Scan the material and copy every line in which "Centers" appears.

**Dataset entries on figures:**
⟨
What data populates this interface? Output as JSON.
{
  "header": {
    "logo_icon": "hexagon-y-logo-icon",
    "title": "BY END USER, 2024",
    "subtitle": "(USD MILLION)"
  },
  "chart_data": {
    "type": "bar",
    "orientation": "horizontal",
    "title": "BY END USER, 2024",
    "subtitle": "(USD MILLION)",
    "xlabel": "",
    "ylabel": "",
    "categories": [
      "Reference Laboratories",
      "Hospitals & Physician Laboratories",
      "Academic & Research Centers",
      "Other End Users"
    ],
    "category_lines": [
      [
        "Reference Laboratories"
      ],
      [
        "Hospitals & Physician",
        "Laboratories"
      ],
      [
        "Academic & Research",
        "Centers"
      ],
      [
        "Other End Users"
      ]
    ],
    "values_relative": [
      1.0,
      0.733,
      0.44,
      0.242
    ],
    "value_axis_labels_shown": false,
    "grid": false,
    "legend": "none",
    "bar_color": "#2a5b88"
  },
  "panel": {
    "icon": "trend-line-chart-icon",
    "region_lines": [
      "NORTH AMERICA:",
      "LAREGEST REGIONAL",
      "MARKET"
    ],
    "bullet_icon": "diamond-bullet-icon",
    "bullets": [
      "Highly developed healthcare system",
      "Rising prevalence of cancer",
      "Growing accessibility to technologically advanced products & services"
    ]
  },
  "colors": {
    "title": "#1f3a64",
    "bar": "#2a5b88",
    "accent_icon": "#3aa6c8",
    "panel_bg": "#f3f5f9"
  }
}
⟩
**RESULT OF THE TASK:**
      "Academic & Research Centers",
        "Centers"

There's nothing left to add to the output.